Items from a data source:
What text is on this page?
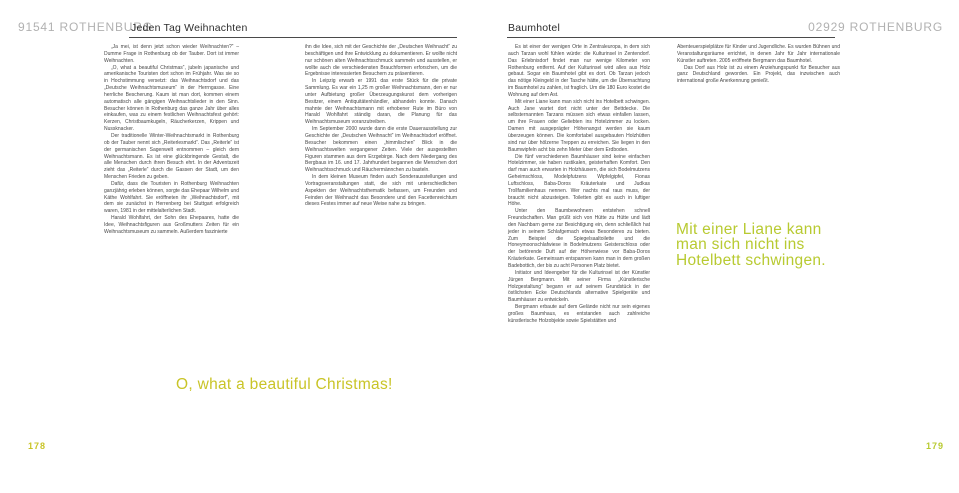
91541 ROTHENBURG
Jeden Tag Weihnachten	Baumhotel	02929 ROTHENBURG

„Ja mei, ist denn jetzt schon wieder Weihnachten?“ – Dumme Frage in Rothenburg ob der Tauber. Dort ist immer Weihnachten.

„O, what a beautiful Christmas“, jubeln japanische und amerikanische Touristen dort schon im Frühjahr. Was sie so in Hochstimmung versetzt: das Weihnachtsdorf und das „Deutsche Weihnachtsmuseum“ in der Herrngasse. Eine herrliche Bescherung. Kaum ist man dort, kommen einem automatisch alle gängigen Weihnachtslieder in den Sinn. Besucher können in Rothenburg das ganze Jahr über alles einkaufen, was zu einem festlichen Weihnachtsfest gehört: Kerzen, Christbaumkugeln, Räucherkerzen, Krippen und Nussknacker.

Der traditionelle Winter-Weihnachtsmarkt in Rothenburg ob der Tauber nennt sich „Reiterlesmarkt“. Das „Reiterle“ ist der germanischen Sagenwelt entnommen – gleich dem Weihnachtsmann. Es ist eine glückbringende Gestalt, die alle Menschen durch ihren Besuch ehrt. In der Adventszeit zieht das „Reiterle“ durch die Gassen der Stadt, um den Menschen Frieden zu geben.

Dafür, dass die Touristen in Rothenburg Weihnachten ganzjährig erleben können, sorgte das Ehepaar Wilhelm und Käthe Wohlfahrt. Sie eröffneten ihr „Weihnachtsdorf“, mit dem sie zunächst in Herrenberg bei Stuttgart erfolgreich waren, 1981 in der mittelalterlichen Stadt.

Harald Wohlfahrt, der Sohn des Ehepaares, hatte die Idee, Weihnachtsfiguren aus Großmutters Zeiten für ein Weihnachtsmuseum zu sammeln. Außerdem faszinierte

ihn die Idee, sich mit der Geschichte der „Deutschen Weihnacht“ zu beschäftigen und ihre Entwicklung zu dokumentieren. Er wollte nicht nur schönen alten Weihnachtsschmuck sammeln und ausstellen, er wollte auch die verschiedensten Brauchformen erforschen, um die Ergebnisse interessierten Besuchern zu präsentieren.

In Leipzig erwarb er 1991 das erste Stück für die private Sammlung. Es war ein 1,25 m großer Weihnachtsmann, den er nur unter Aufbietung großer Überzeugungskunst dem vorherigen Besitzer, einem Antiquitätenhändler, abhandeln konnte. Danach mahnte der Weihnachtsmann mit erhobener Rute im Büro von Harald Wohlfahrt ständig daran, die Planung für das Weihnachtsmuseum voranzutreiben.

Im September 2000 wurde dann die erste Dauerausstellung zur Geschichte der „Deutschen Weihnacht“ im Weihnachtsdorf eröffnet. Besucher bekommen einen „himmlischen“ Blick in die Weihnachtswelten vergangener Zeiten. Viele der ausgestellten Figuren stammen aus dem Erzgebirge. Nach dem Niedergang des Bergbaus im 16. und 17. Jahrhundert begannen die Menschen dort Weihnachtsschmuck und Räuchermännchen zu basteln.

In dem kleinen Museum finden auch Sonderausstellungen und Vortragsveranstaltungen statt, die sich mit unterschiedlichen Aspekten der Weihnachtsthematik befassen, um Freunden und Feinden der Weihnacht das Besondere und den Facettenreichtum dieses Festes immer auf neue Weise nahe zu bringen.

Es ist einer der wenigen Orte in Zentraleuropa, in dem sich auch Tarzan wohl fühlen würde: die Kulturinsel in Zentendorf. Das Erlebnisdorf findet man nur wenige Kilometer von Rothenburg entfernt. Auf der Kulturinsel wird alles aus Holz gebaut. Sogar ein Baumhotel gibt es dort. Ob Tarzan jedoch das nötige Kleingeld in der Tasche hätte, um die Übernachtung im Baumhotel zu zahlen, ist fraglich. Um die 180 Euro kostet die Wohnung auf dem Ast.

Mit einer Liane kann man sich nicht ins Hotelbett schwingen. Auch Jane wartet dort nicht unter der Bettdecke. Die selbsternannten Tarzans müssen sich etwas einfallen lassen, um ihre Frauen oder Geliebten ins Hotelzimmer zu locken. Damen mit ausgeprägter Höhenangst werden sie kaum überzeugen können. Die komfortabel ausgebauten Holzhütten sind nur über hölzerne Treppen zu erreichen. Sie liegen in den Baumwipfeln acht bis zehn Meter über dem Erdboden.

Die fünf verschiedenen Baumhäuser sind keine einfachen Hotelzimmer, sie haben rustikalen, geisterhaften Komfort. Den darf man auch erwarten in Holzhäusern, die sich Bodelmutzens Geheimschloss, Modelpfutzens Wipfelgipfel, Fionas Luftschloss, Baba-Doros Kräuterkate und Judkas Trollfamilienhaus nennen. Wer nachts mal raus muss, der braucht nicht abzusteigen. Toiletten gibt es auch in luftiger Höhe.

Unter den Baumbewohnern entstehen schnell Freundschaften. Man grüßt sich von Hütte zu Hütte und lädt den Nachbarn gerne zur Besichtigung ein, denn schließlich hat jeder in seinem Schlafgemach etwas Besonderes zu bieten. Zum Beispiel die Spiegelsaaltoilette und die Honeymoonschlafwiese in Bodelmutzens Geisterschloss oder der betörende Duft auf der Höhenwiese vor Baba-Doros Kräuterkate. Gemeinsam entspannen kann man in dem großen Badebottich, der bis zu acht Personen Platz bietet.

Initiator und Ideengeber für die Kulturinsel ist der Künstler Jürgen Bergmann. Mit seiner Firma „Künstlerische Holzgestaltung“ begann er auf seinem Grundstück in der östlichsten Ecke Deutschlands alternative Spielgeräte und Baumhäuser zu entwickeln.

Bergmann erbaute auf dem Gelände nicht nur sein eigenes großes Baumhaus, es entstanden auch zahlreiche künstlerische Holzobjekte sowie Spielstätten und

Abenteuerspielplätze für Kinder und Jugendliche. Es wurden Bühnen und Veranstaltungsräume errichtet, in denen Jahr für Jahr internationale Künstler auftreten. 2005 eröffnete Bergmann das Baumhotel.

Das Dorf aus Holz ist zu einem Anziehungspunkt für Besucher aus ganz Deutschland geworden. Ein Projekt, das inzwischen auch international große Anerkennung genießt.

O, what a beautiful Christmas!
Mit einer Liane kann man sich nicht ins Hotelbett schwingen.
178	179
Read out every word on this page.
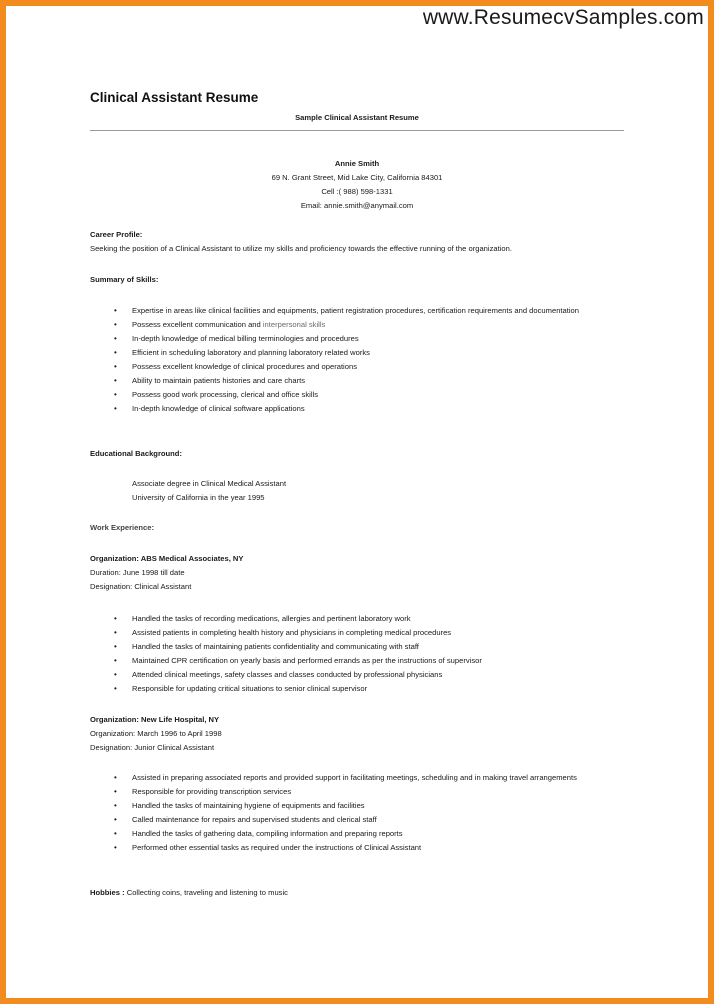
www.ResumecvSamples.com
Clinical Assistant Resume
Sample Clinical Assistant Resume
Annie Smith
69 N. Grant Street, Mid Lake City, California 84301
Cell :( 988) 598-1331
Email: annie.smith@anymail.com
Career Profile:
Seeking the position of a Clinical Assistant to utilize my skills and proficiency towards the effective running of the organization.
Summary of Skills:
• Expertise in areas like clinical facilities and equipments, patient registration procedures, certification requirements and documentation
• Possess excellent communication and interpersonal skills
• In-depth knowledge of medical billing terminologies and procedures
• Efficient in scheduling laboratory and planning laboratory related works
• Possess excellent knowledge of clinical procedures and operations
• Ability to maintain patients histories and care charts
• Possess good work processing, clerical and office skills
• In-depth knowledge of clinical software applications
Educational Background:
Associate degree in Clinical Medical Assistant
University of California in the year 1995
Work Experience:
Organization: ABS Medical Associates, NY
Duration: June 1998 till date
Designation: Clinical Assistant
• Handled the tasks of recording medications, allergies and pertinent laboratory work
• Assisted patients in completing health history and physicians in completing medical procedures
• Handled the tasks of maintaining patients confidentiality and communicating with staff
• Maintained CPR certification on yearly basis and performed errands as per the instructions of supervisor
• Attended clinical meetings, safety classes and classes conducted by professional physicians
• Responsible for updating critical situations to senior clinical supervisor
Organization: New Life Hospital, NY
Organization: March 1996 to April 1998
Designation: Junior Clinical Assistant
• Assisted in preparing associated reports and provided support in facilitating meetings, scheduling and in making travel arrangements
• Responsible for providing transcription services
• Handled the tasks of maintaining hygiene of equipments and facilities
• Called maintenance for repairs and supervised students and clerical staff
• Handled the tasks of gathering data, compiling information and preparing reports
• Performed other essential tasks as required under the instructions of Clinical Assistant
Hobbies : Collecting coins, traveling and listening to music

Problem to work on :: Only the number is needed. Say how many lines of the entries contain "Assisted".

Expected answer :: 2